What you should do: The entries need to be copied exactly.

== == ==

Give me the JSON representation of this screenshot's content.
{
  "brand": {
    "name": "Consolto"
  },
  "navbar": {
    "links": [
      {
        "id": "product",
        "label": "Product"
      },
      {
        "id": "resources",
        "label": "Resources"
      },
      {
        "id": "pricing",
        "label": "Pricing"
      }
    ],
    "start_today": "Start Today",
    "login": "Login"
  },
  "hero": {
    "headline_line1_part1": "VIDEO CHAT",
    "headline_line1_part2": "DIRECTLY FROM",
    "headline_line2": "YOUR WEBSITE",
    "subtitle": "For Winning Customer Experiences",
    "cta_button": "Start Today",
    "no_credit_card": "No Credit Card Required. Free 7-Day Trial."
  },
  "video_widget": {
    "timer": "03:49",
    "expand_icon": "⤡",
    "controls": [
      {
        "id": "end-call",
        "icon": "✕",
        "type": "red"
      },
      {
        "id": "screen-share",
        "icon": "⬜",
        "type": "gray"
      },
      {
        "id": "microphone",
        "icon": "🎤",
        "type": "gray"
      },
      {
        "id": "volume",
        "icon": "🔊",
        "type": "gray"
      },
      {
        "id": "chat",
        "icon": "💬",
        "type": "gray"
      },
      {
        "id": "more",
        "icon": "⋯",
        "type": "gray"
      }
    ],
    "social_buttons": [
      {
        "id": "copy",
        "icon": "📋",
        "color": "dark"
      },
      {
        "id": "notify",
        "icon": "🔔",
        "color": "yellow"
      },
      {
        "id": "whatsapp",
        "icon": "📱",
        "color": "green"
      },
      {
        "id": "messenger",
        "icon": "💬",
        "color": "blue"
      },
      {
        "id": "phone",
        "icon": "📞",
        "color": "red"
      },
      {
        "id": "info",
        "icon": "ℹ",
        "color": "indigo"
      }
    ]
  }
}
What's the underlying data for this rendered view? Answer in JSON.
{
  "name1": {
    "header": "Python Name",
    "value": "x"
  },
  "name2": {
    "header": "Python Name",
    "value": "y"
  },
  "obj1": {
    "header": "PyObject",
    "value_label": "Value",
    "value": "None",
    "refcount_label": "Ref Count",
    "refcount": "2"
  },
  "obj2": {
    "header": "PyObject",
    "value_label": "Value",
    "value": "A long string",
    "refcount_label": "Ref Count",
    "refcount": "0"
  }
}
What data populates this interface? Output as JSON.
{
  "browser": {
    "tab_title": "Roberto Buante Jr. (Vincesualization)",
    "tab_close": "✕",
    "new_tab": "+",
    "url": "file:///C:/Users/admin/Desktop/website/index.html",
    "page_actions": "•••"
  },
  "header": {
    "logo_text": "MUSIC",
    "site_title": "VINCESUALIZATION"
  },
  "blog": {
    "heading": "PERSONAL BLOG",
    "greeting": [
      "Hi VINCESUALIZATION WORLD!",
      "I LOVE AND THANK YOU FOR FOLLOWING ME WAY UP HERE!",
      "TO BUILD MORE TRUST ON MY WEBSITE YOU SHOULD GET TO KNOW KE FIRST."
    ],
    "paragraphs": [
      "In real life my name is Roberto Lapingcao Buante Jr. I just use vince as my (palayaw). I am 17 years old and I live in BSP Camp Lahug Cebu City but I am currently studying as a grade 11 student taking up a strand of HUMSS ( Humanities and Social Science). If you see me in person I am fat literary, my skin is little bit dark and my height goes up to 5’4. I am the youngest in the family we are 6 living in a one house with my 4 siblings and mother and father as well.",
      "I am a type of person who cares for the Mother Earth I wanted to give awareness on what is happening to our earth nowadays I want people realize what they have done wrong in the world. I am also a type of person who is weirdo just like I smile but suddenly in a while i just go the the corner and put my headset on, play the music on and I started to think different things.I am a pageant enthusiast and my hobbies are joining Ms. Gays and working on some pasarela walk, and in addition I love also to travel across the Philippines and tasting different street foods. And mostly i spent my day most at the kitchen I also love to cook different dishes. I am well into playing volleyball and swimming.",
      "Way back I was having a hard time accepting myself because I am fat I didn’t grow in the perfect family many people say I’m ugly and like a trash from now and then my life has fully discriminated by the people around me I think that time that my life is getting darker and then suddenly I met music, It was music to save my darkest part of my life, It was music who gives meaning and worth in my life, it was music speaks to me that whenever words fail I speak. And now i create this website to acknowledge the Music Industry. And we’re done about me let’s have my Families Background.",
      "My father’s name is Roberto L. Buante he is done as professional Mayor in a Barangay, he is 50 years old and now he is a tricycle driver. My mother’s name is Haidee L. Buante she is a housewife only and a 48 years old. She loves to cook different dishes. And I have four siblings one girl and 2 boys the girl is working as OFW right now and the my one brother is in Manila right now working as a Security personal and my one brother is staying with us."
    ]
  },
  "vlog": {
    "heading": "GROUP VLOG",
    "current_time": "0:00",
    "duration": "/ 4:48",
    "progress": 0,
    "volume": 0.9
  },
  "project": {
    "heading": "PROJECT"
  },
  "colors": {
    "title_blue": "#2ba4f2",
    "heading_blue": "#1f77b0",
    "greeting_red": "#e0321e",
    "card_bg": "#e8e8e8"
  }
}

== == ==

Complete answer:
Give me the JSON representation of this screenshot's content.
{
  "brand": {
    "name": "Consolto"
  },
  "navbar": {
    "links": [
      {
        "id": "product",
        "label": "Product"
      },
      {
        "id": "resources",
        "label": "Resources"
      },
      {
        "id": "pricing",
        "label": "Pricing"
      }
    ],
    "start_today": "Start Today",
    "login": "Login"
  },
  "hero": {
    "headline_line1_part1": "VIDEO CHAT",
    "headline_line1_part2": "DIRECTLY FROM",
    "headline_line2": "YOUR WEBSITE",
    "subtitle": "For Winning Customer Experiences",
    "cta_button": "Start Today",
    "no_credit_card": "No Credit Card Required. Free 7-Day Trial."
  },
  "video_widget": {
    "timer": "03:49",
    "expand_icon": "⤡",
    "controls": [
      {
        "id": "end-call",
        "icon": "✕",
        "type": "red"
      },
      {
        "id": "screen-share",
        "icon": "⬜",
        "type": "gray"
      },
      {
        "id": "microphone",
        "icon": "🎤",
        "type": "gray"
      },
      {
        "id": "volume",
        "icon": "🔊",
        "type": "gray"
      },
      {
        "id": "chat",
        "icon": "💬",
        "type": "gray"
      },
      {
        "id": "more",
        "icon": "⋯",
        "type": "gray"
      }
    ],
    "social_buttons": [
      {
        "id": "copy",
        "icon": "📋",
        "color": "dark"
      },
      {
        "id": "notify",
        "icon": "🔔",
        "color": "yellow"
      },
      {
        "id": "whatsapp",
        "icon": "📱",
        "color": "green"
      },
      {
        "id": "messenger",
        "icon": "💬",
        "color": "blue"
      },
      {
        "id": "phone",
        "icon": "📞",
        "color": "red"
      },
      {
        "id": "info",
        "icon": "ℹ",
        "color": "indigo"
      }
    ]
  }
}
What's the underlying data for this rendered view? Answer in JSON.
{
  "name1": {
    "header": "Python Name",
    "value": "x"
  },
  "name2": {
    "header": "Python Name",
    "value": "y"
  },
  "obj1": {
    "header": "PyObject",
    "value_label": "Value",
    "value": "None",
    "refcount_label": "Ref Count",
    "refcount": "2"
  },
  "obj2": {
    "header": "PyObject",
    "value_label": "Value",
    "value": "A long string",
    "refcount_label": "Ref Count",
    "refcount": "0"
  }
}
What data populates this interface? Output as JSON.
{
  "browser": {
    "tab_title": "Roberto Buante Jr. (Vincesualization)",
    "tab_close": "✕",
    "new_tab": "+",
    "url": "file:///C:/Users/admin/Desktop/website/index.html",
    "page_actions": "•••"
  },
  "header": {
    "logo_text": "MUSIC",
    "site_title": "VINCESUALIZATION"
  },
  "blog": {
    "heading": "PERSONAL BLOG",
    "greeting": [
      "Hi VINCESUALIZATION WORLD!",
      "I LOVE AND THANK YOU FOR FOLLOWING ME WAY UP HERE!",
      "TO BUILD MORE TRUST ON MY WEBSITE YOU SHOULD GET TO KNOW KE FIRST."
    ],
    "paragraphs": [
      "In real life my name is Roberto Lapingcao Buante Jr. I just use vince as my (palayaw). I am 17 years old and I live in BSP Camp Lahug Cebu City but I am currently studying as a grade 11 student taking up a strand of HUMSS ( Humanities and Social Science). If you see me in person I am fat literary, my skin is little bit dark and my height goes up to 5’4. I am the youngest in the family we are 6 living in a one house with my 4 siblings and mother and father as well.",
      "I am a type of person who cares for the Mother Earth I wanted to give awareness on what is happening to our earth nowadays I want people realize what they have done wrong in the world. I am also a type of person who is weirdo just like I smile but suddenly in a while i just go the the corner and put my headset on, play the music on and I started to think different things.I am a pageant enthusiast and my hobbies are joining Ms. Gays and working on some pasarela walk, and in addition I love also to travel across the Philippines and tasting different street foods. And mostly i spent my day most at the kitchen I also love to cook different dishes. I am well into playing volleyball and swimming.",
      "Way back I was having a hard time accepting myself because I am fat I didn’t grow in the perfect family many people say I’m ugly and like a trash from now and then my life has fully discriminated by the people around me I think that time that my life is getting darker and then suddenly I met music, It was music to save my darkest part of my life, It was music who gives meaning and worth in my life, it was music speaks to me that whenever words fail I speak. And now i create this website to acknowledge the Music Industry. And we’re done about me let’s have my Families Background.",
      "My father’s name is Roberto L. Buante he is done as professional Mayor in a Barangay, he is 50 years old and now he is a tricycle driver. My mother’s name is Haidee L. Buante she is a housewife only and a 48 years old. She loves to cook different dishes. And I have four siblings one girl and 2 boys the girl is working as OFW right now and the my one brother is in Manila right now working as a Security personal and my one brother is staying with us."
    ]
  },
  "vlog": {
    "heading": "GROUP VLOG",
    "current_time": "0:00",
    "duration": "/ 4:48",
    "progress": 0,
    "volume": 0.9
  },
  "project": {
    "heading": "PROJECT"
  },
  "colors": {
    "title_blue": "#2ba4f2",
    "heading_blue": "#1f77b0",
    "greeting_red": "#e0321e",
    "card_bg": "#e8e8e8"
  }
}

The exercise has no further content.